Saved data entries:
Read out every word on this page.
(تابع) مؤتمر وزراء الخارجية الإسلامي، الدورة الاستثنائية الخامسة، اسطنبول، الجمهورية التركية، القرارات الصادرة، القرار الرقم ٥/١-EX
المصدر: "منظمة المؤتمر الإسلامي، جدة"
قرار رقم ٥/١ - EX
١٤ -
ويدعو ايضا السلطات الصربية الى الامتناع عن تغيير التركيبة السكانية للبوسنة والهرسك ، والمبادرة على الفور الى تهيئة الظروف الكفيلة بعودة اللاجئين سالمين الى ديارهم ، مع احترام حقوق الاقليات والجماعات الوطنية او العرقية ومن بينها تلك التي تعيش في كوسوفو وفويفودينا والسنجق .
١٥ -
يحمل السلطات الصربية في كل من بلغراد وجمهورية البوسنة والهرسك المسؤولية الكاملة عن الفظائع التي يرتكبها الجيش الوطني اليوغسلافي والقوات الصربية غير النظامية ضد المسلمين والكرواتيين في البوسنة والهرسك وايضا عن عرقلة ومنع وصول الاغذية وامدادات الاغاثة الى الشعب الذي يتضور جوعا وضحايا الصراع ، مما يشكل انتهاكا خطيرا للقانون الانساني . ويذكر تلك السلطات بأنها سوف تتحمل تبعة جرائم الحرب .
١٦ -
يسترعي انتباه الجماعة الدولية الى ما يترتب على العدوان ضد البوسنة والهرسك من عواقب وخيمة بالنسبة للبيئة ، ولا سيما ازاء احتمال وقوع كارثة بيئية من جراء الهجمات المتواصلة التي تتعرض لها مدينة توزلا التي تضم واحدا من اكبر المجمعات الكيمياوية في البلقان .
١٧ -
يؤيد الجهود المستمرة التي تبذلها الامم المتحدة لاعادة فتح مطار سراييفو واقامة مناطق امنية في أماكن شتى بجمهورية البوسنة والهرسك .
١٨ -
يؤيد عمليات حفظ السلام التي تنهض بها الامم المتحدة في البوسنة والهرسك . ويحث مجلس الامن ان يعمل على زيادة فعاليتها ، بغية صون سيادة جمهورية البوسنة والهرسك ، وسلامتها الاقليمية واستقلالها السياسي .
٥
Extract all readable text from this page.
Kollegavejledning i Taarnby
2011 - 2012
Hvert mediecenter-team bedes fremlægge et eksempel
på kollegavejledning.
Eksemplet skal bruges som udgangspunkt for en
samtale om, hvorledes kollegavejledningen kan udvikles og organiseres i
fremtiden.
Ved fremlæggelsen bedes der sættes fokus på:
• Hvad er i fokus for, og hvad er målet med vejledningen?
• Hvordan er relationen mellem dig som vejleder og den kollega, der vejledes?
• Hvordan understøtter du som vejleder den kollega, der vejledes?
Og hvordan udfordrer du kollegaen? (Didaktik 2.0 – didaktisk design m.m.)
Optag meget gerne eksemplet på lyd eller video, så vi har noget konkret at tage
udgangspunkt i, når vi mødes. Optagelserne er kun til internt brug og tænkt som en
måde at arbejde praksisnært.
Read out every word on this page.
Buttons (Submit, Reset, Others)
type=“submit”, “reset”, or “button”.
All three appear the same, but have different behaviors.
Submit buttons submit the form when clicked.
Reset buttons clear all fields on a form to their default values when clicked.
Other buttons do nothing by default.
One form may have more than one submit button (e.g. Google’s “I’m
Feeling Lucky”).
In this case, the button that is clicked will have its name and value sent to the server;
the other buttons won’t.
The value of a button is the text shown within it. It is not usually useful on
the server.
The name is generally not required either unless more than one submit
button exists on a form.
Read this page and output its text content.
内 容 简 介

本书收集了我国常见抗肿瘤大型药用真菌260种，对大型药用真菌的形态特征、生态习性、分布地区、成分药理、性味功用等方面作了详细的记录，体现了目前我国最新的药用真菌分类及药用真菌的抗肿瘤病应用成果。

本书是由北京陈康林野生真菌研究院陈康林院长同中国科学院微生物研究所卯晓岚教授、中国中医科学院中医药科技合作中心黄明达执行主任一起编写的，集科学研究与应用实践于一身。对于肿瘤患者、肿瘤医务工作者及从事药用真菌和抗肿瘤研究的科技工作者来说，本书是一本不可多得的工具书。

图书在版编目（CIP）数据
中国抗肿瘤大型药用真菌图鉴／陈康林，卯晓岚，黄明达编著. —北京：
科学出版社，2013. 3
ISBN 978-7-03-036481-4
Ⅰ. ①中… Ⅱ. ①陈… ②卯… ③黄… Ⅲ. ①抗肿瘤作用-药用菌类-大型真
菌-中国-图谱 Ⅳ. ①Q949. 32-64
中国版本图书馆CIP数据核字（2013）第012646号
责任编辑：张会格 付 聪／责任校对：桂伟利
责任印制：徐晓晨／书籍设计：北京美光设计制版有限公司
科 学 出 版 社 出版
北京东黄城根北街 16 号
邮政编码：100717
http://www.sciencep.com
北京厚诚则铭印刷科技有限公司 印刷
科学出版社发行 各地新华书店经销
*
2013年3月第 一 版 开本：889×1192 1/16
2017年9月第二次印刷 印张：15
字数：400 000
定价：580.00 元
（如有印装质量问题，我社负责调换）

YOUR TASK:
Copy out every line of the listing that includes the string "يؤيد".

CORRECT OUTPUT:
يؤيد الجهود المستمرة التي تبذلها الامم المتحدة لاعادة فتح مطار سراييفو واقامة مناطق امنية في أماكن شتى بجمهورية البوسنة والهرسك .
يؤيد عمليات حفظ السلام التي تنهض بها الامم المتحدة في البوسنة والهرسك . ويحث مجلس الامن ان يعمل على زيادة فعاليتها ، بغية صون سيادة جمهورية البوسنة والهرسك ، وسلامتها الاقليمية واستقلالها السياسي .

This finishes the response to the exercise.